**Exercise requirements**
Repeat, line for line, the entries printed below.

**Exercise materials**
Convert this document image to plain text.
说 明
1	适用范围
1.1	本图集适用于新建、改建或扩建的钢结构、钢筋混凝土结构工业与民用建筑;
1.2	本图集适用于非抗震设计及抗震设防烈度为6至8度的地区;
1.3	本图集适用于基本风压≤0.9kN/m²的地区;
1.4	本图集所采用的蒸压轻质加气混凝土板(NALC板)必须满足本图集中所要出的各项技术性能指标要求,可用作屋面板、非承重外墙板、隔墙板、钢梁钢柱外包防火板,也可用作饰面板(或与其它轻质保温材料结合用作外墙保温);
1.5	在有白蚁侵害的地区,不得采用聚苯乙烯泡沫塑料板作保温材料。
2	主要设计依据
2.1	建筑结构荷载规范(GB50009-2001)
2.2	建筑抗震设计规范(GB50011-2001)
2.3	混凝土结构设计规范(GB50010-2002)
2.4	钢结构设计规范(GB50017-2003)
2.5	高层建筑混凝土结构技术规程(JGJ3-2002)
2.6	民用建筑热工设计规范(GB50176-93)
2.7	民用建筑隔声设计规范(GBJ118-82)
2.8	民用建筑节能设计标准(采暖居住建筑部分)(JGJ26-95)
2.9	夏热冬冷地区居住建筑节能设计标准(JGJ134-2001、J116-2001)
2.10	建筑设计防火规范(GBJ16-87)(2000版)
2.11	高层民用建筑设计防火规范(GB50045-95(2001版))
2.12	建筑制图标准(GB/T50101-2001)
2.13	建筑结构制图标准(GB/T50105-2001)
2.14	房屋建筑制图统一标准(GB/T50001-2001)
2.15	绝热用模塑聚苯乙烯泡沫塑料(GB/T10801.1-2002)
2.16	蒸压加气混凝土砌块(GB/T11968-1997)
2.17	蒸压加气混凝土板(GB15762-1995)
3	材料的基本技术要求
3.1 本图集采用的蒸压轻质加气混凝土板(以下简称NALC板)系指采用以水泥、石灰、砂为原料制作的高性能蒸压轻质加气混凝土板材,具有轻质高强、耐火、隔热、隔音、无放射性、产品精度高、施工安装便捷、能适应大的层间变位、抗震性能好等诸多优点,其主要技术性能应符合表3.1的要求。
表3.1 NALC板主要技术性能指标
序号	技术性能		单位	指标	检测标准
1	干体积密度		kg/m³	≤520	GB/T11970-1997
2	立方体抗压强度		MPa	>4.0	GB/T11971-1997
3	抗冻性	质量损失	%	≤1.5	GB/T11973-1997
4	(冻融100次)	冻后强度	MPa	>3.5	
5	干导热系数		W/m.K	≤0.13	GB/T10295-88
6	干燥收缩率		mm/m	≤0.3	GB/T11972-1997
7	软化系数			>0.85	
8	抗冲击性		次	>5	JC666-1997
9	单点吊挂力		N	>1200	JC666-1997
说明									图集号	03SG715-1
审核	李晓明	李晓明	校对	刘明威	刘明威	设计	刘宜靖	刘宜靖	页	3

**Solution**
Convert this document image to plain text.
说 明
1	适用范围
1.1	本图集适用于新建、改建或扩建的钢结构、钢筋混凝土结构工业与民用建筑;
1.2	本图集适用于非抗震设计及抗震设防烈度为6至8度的地区;
1.3	本图集适用于基本风压≤0.9kN/m²的地区;
1.4	本图集所采用的蒸压轻质加气混凝土板(NALC板)必须满足本图集中所要出的各项技术性能指标要求,可用作屋面板、非承重外墙板、隔墙板、钢梁钢柱外包防火板,也可用作饰面板(或与其它轻质保温材料结合用作外墙保温);
1.5	在有白蚁侵害的地区,不得采用聚苯乙烯泡沫塑料板作保温材料。
2	主要设计依据
2.1	建筑结构荷载规范(GB50009-2001)
2.2	建筑抗震设计规范(GB50011-2001)
2.3	混凝土结构设计规范(GB50010-2002)
2.4	钢结构设计规范(GB50017-2003)
2.5	高层建筑混凝土结构技术规程(JGJ3-2002)
2.6	民用建筑热工设计规范(GB50176-93)
2.7	民用建筑隔声设计规范(GBJ118-82)
2.8	民用建筑节能设计标准(采暖居住建筑部分)(JGJ26-95)
2.9	夏热冬冷地区居住建筑节能设计标准(JGJ134-2001、J116-2001)
2.10	建筑设计防火规范(GBJ16-87)(2000版)
2.11	高层民用建筑设计防火规范(GB50045-95(2001版))
2.12	建筑制图标准(GB/T50101-2001)
2.13	建筑结构制图标准(GB/T50105-2001)
2.14	房屋建筑制图统一标准(GB/T50001-2001)
2.15	绝热用模塑聚苯乙烯泡沫塑料(GB/T10801.1-2002)
2.16	蒸压加气混凝土砌块(GB/T11968-1997)
2.17	蒸压加气混凝土板(GB15762-1995)
3	材料的基本技术要求
3.1 本图集采用的蒸压轻质加气混凝土板(以下简称NALC板)系指采用以水泥、石灰、砂为原料制作的高性能蒸压轻质加气混凝土板材,具有轻质高强、耐火、隔热、隔音、无放射性、产品精度高、施工安装便捷、能适应大的层间变位、抗震性能好等诸多优点,其主要技术性能应符合表3.1的要求。
表3.1 NALC板主要技术性能指标
序号	技术性能		单位	指标	检测标准
1	干体积密度		kg/m³	≤520	GB/T11970-1997
2	立方体抗压强度		MPa	>4.0	GB/T11971-1997
3	抗冻性	质量损失	%	≤1.5	GB/T11973-1997
4	(冻融100次)	冻后强度	MPa	>3.5	
5	干导热系数		W/m.K	≤0.13	GB/T10295-88
6	干燥收缩率		mm/m	≤0.3	GB/T11972-1997
7	软化系数			>0.85	
8	抗冲击性		次	>5	JC666-1997
9	单点吊挂力		N	>1200	JC666-1997
说明									图集号	03SG715-1
审核	李晓明	李晓明	校对	刘明威	刘明威	设计	刘宜靖	刘宜靖	页	3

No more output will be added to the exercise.